(Element location listings)
-- Begin --

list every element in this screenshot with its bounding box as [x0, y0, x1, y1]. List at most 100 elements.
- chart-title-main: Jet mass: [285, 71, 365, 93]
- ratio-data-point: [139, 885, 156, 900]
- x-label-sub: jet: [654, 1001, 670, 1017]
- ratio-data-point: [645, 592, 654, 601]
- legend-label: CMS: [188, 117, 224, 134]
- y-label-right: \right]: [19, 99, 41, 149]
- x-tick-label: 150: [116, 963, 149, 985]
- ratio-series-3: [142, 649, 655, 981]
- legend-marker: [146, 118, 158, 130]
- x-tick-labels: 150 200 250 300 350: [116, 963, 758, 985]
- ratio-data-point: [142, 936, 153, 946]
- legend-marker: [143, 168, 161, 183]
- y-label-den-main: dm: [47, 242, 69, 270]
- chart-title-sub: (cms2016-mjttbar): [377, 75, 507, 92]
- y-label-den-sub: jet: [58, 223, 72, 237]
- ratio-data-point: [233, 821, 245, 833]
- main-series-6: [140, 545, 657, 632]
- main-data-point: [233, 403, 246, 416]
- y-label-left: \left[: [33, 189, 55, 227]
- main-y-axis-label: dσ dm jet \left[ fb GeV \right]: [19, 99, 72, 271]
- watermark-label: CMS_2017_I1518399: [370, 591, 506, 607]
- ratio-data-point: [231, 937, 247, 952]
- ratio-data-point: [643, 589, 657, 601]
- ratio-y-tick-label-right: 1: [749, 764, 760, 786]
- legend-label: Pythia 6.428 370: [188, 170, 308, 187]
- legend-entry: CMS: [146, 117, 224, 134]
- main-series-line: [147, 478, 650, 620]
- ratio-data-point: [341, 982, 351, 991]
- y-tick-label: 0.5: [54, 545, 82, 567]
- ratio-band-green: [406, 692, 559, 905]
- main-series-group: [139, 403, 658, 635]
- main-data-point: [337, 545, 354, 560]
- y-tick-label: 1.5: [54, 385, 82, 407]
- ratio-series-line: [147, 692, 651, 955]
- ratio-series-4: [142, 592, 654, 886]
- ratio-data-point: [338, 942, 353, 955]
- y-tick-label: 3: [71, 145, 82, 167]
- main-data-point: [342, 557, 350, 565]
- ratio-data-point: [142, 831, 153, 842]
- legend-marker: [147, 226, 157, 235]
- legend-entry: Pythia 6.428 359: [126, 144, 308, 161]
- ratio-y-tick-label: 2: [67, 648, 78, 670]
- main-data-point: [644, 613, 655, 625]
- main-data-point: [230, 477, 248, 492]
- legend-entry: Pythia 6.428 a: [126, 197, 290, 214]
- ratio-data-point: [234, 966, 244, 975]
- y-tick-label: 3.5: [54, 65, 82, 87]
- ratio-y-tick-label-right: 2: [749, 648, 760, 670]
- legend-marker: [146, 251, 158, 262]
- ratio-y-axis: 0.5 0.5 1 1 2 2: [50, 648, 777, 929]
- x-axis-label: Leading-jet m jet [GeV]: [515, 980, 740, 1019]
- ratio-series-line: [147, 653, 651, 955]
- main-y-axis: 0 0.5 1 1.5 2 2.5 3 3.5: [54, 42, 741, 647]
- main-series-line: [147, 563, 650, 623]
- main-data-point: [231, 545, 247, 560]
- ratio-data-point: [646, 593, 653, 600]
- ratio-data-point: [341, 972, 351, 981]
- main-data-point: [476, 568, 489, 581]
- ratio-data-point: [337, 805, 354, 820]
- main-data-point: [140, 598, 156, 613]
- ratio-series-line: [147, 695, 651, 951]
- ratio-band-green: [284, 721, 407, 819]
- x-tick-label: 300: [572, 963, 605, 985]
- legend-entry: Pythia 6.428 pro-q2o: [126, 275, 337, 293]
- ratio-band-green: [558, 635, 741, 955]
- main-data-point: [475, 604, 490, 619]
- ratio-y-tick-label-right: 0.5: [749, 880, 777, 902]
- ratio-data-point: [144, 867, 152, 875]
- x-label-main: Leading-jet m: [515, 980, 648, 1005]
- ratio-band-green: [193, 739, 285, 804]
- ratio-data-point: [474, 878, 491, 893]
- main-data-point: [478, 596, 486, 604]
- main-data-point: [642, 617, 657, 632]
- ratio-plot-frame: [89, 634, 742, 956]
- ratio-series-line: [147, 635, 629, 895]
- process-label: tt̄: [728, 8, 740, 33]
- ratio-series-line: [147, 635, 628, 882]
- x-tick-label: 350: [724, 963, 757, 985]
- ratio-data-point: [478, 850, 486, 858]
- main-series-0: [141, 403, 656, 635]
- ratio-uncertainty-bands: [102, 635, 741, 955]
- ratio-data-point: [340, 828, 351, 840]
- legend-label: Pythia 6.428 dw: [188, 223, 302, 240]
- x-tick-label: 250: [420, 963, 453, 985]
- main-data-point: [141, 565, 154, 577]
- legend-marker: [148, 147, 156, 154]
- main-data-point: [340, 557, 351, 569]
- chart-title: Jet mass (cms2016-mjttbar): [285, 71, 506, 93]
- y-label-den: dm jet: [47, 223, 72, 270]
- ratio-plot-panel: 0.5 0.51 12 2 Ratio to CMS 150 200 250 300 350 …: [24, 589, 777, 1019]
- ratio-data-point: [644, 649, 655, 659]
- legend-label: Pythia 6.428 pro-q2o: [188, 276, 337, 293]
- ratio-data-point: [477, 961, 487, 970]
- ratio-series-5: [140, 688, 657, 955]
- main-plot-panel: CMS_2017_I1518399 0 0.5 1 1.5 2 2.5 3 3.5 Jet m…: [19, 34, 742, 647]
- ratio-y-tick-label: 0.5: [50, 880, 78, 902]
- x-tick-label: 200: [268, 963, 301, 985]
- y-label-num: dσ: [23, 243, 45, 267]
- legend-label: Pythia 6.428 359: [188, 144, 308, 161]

-- End --

Reproduce every line of the records above verbatim, without altering any character.

_Final answer_
list every element in this screenshot with its bounding box as [x0, y0, x1, y1]. List at most 100 elements.
- chart-title-main: Jet mass: [285, 71, 365, 93]
- ratio-data-point: [139, 885, 156, 900]
- x-label-sub: jet: [654, 1001, 670, 1017]
- ratio-data-point: [645, 592, 654, 601]
- legend-label: CMS: [188, 117, 224, 134]
- y-label-right: \right]: [19, 99, 41, 149]
- x-tick-label: 150: [116, 963, 149, 985]
- ratio-series-3: [142, 649, 655, 981]
- legend-marker: [146, 118, 158, 130]
- x-tick-labels: 150 200 250 300 350: [116, 963, 758, 985]
- ratio-data-point: [142, 936, 153, 946]
- legend-marker: [143, 168, 161, 183]
- y-label-den-main: dm: [47, 242, 69, 270]
- chart-title-sub: (cms2016-mjttbar): [377, 75, 507, 92]
- y-label-den-sub: jet: [58, 223, 72, 237]
- ratio-data-point: [233, 821, 245, 833]
- main-series-6: [140, 545, 657, 632]
- main-data-point: [233, 403, 246, 416]
- y-label-left: \left[: [33, 189, 55, 227]
- main-y-axis-label: dσ dm jet \left[ fb GeV \right]: [19, 99, 72, 271]
- watermark-label: CMS_2017_I1518399: [370, 591, 506, 607]
- ratio-data-point: [231, 937, 247, 952]
- ratio-data-point: [643, 589, 657, 601]
- ratio-y-tick-label-right: 1: [749, 764, 760, 786]
- legend-label: Pythia 6.428 370: [188, 170, 308, 187]
- legend-entry: CMS: [146, 117, 224, 134]
- main-series-line: [147, 478, 650, 620]
- ratio-data-point: [341, 982, 351, 991]
- y-tick-label: 0.5: [54, 545, 82, 567]
- ratio-band-green: [406, 692, 559, 905]
- main-series-group: [139, 403, 658, 635]
- main-data-point: [337, 545, 354, 560]
- y-tick-label: 1.5: [54, 385, 82, 407]
- ratio-series-line: [147, 692, 651, 955]
- ratio-series-4: [142, 592, 654, 886]
- ratio-data-point: [338, 942, 353, 955]
- y-tick-label: 3: [71, 145, 82, 167]
- main-data-point: [342, 557, 350, 565]
- ratio-data-point: [142, 831, 153, 842]
- legend-marker: [147, 226, 157, 235]
- legend-entry: Pythia 6.428 359: [126, 144, 308, 161]
- ratio-y-tick-label: 2: [67, 648, 78, 670]
- main-data-point: [644, 613, 655, 625]
- main-data-point: [230, 477, 248, 492]
- legend-entry: Pythia 6.428 a: [126, 197, 290, 214]
- ratio-data-point: [234, 966, 244, 975]
- y-tick-label: 3.5: [54, 65, 82, 87]
- ratio-y-tick-label-right: 2: [749, 648, 760, 670]
- legend-marker: [146, 251, 158, 262]
- ratio-y-axis: 0.5 0.5 1 1 2 2: [50, 648, 777, 929]
- x-axis-label: Leading-jet m jet [GeV]: [515, 980, 740, 1019]
- ratio-series-line: [147, 653, 651, 955]
- main-y-axis: 0 0.5 1 1.5 2 2.5 3 3.5: [54, 42, 741, 647]
- main-series-line: [147, 563, 650, 623]
- main-data-point: [231, 545, 247, 560]
- ratio-data-point: [646, 593, 653, 600]
- ratio-data-point: [341, 972, 351, 981]
- main-data-point: [476, 568, 489, 581]
- ratio-data-point: [337, 805, 354, 820]
- main-data-point: [140, 598, 156, 613]
- ratio-series-line: [147, 695, 651, 951]
- ratio-band-green: [284, 721, 407, 819]
- x-tick-label: 300: [572, 963, 605, 985]
- legend-entry: Pythia 6.428 pro-q2o: [126, 275, 337, 293]
- ratio-band-green: [558, 635, 741, 955]
- main-data-point: [475, 604, 490, 619]
- ratio-y-tick-label-right: 0.5: [749, 880, 777, 902]
- ratio-data-point: [144, 867, 152, 875]
- x-label-main: Leading-jet m: [515, 980, 648, 1005]
- ratio-band-green: [193, 739, 285, 804]
- ratio-data-point: [474, 878, 491, 893]
- main-data-point: [478, 596, 486, 604]
- main-data-point: [642, 617, 657, 632]
- ratio-plot-frame: [89, 634, 742, 956]
- ratio-series-line: [147, 635, 629, 895]
- process-label: tt̄: [728, 8, 740, 33]
- ratio-series-line: [147, 635, 628, 882]
- x-tick-label: 350: [724, 963, 757, 985]
- ratio-data-point: [478, 850, 486, 858]
- main-series-0: [141, 403, 656, 635]
- ratio-uncertainty-bands: [102, 635, 741, 955]
- ratio-data-point: [340, 828, 351, 840]
- legend-label: Pythia 6.428 dw: [188, 223, 302, 240]
- x-tick-label: 250: [420, 963, 453, 985]
- main-data-point: [141, 565, 154, 577]
- legend-marker: [148, 147, 156, 154]
- main-data-point: [340, 557, 351, 569]
- chart-title: Jet mass (cms2016-mjttbar): [285, 71, 506, 93]
- y-label-den: dm jet: [47, 223, 72, 270]
- ratio-plot-panel: 0.5 0.51 12 2 Ratio to CMS 150 200 250 300 350 …: [24, 589, 777, 1019]
- ratio-data-point: [644, 649, 655, 659]
- legend-label: Pythia 6.428 pro-q2o: [188, 276, 337, 293]
- ratio-data-point: [477, 961, 487, 970]
- ratio-series-5: [140, 688, 657, 955]
- main-plot-panel: CMS_2017_I1518399 0 0.5 1 1.5 2 2.5 3 3.5 Jet m…: [19, 34, 742, 647]
- ratio-y-tick-label: 0.5: [50, 880, 78, 902]
- x-tick-label: 200: [268, 963, 301, 985]
- y-label-num: dσ: [23, 243, 45, 267]
- legend-label: Pythia 6.428 359: [188, 144, 308, 161]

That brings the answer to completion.